Given exercise: Output the entries below exactly as written, omitting pictures.

Dataset excerpts:
-- START --
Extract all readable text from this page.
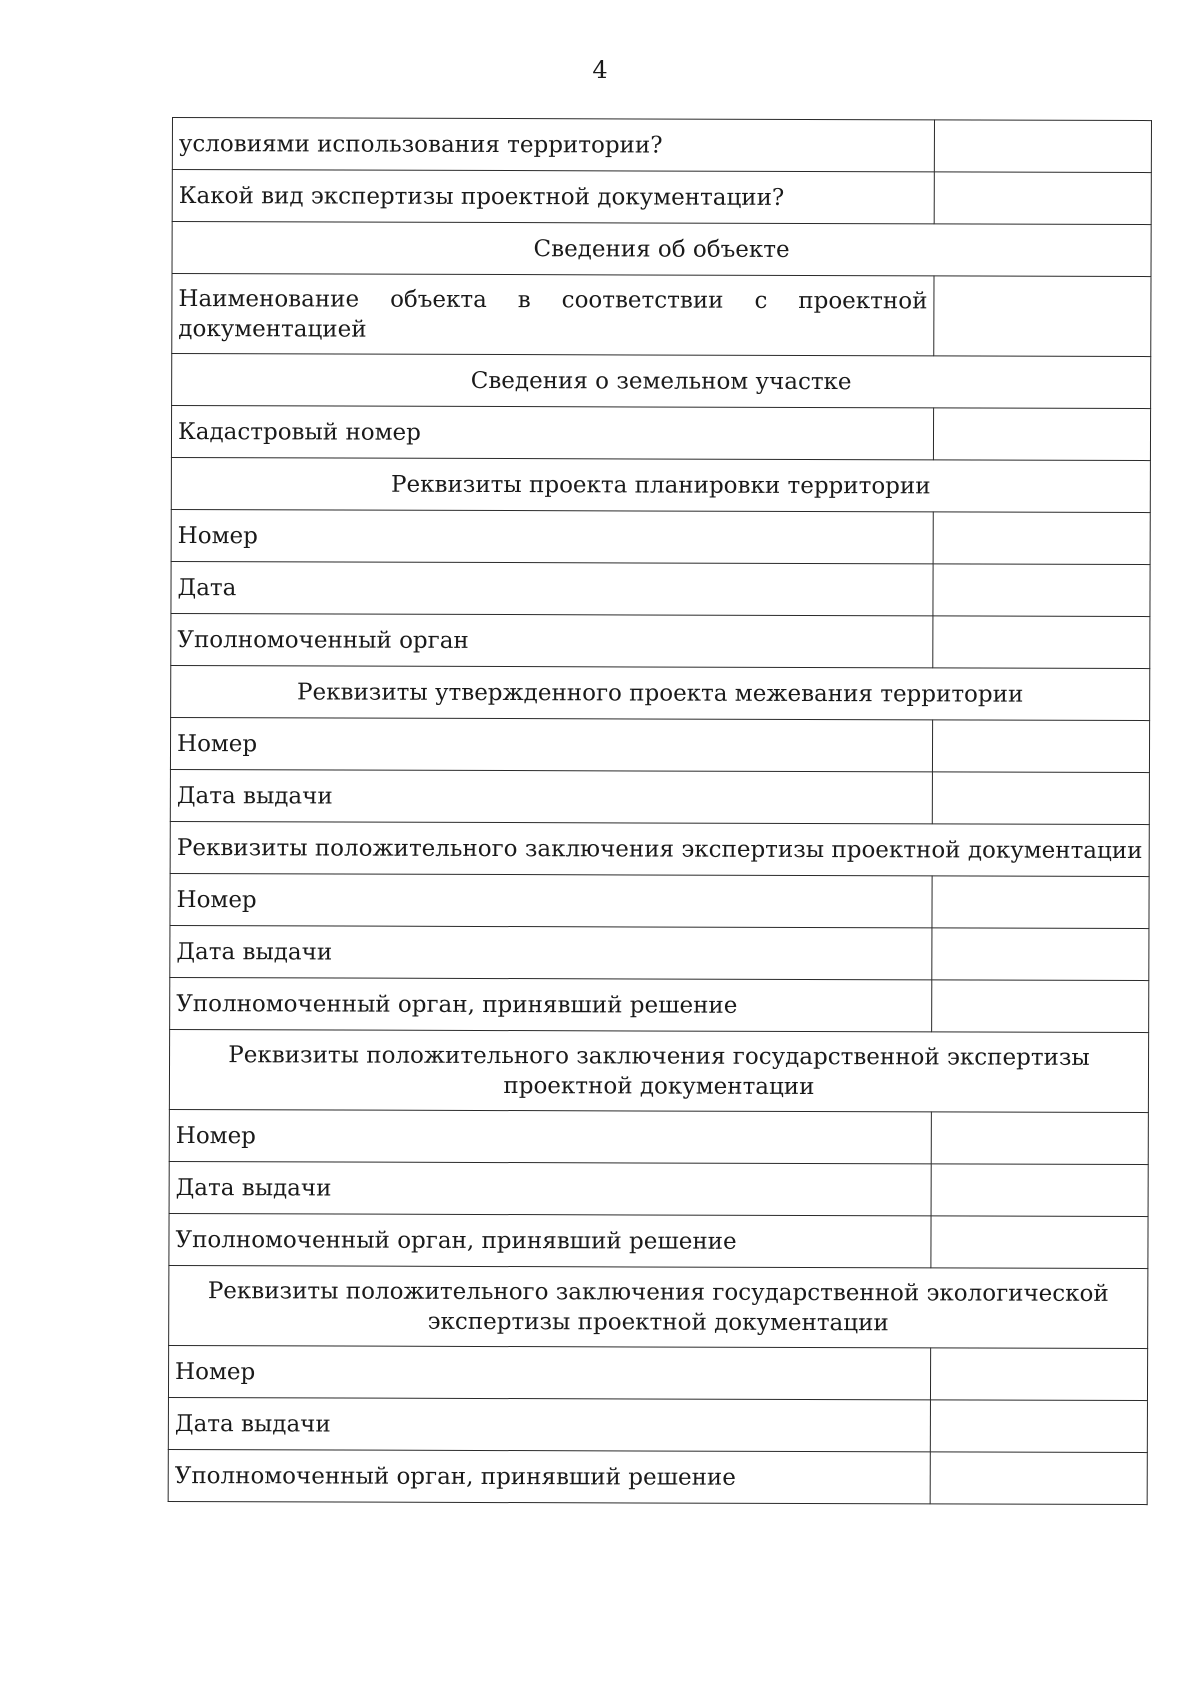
4
условиями использования территории?	
Какой вид экспертизы проектной документации?	
Сведения об объекте	
Наименование объекта в соответствии с проектной документацией	
Сведения о земельном участке	
Кадастровый номер	
Реквизиты проекта планировки территории	
Номер	
Дата	
Уполномоченный орган	
Реквизиты утвержденного проекта межевания территории	
Номер	
Дата выдачи	
Реквизиты положительного заключения экспертизы проектной документации	
Номер	
Дата выдачи	
Уполномоченный орган, принявший решение	
Реквизиты положительного заключения государственной экспертизы проектной документации	
Номер	
Дата выдачи	
Уполномоченный орган, принявший решение	
Реквизиты положительного заключения государственной экологической экспертизы проектной документации	
Номер	
Дата выдачи	
Уполномоченный орган, принявший решение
-- END --
Right answer:
Extract all readable text from this page.
4
условиями использования территории?	
Какой вид экспертизы проектной документации?	
Сведения об объекте	
Наименование объекта в соответствии с проектной документацией	
Сведения о земельном участке	
Кадастровый номер	
Реквизиты проекта планировки территории	
Номер	
Дата	
Уполномоченный орган	
Реквизиты утвержденного проекта межевания территории	
Номер	
Дата выдачи	
Реквизиты положительного заключения экспертизы проектной документации	
Номер	
Дата выдачи	
Уполномоченный орган, принявший решение	
Реквизиты положительного заключения государственной экспертизы проектной документации	
Номер	
Дата выдачи	
Уполномоченный орган, принявший решение	
Реквизиты положительного заключения государственной экологической экспертизы проектной документации	
Номер	
Дата выдачи	
Уполномоченный орган, принявший решение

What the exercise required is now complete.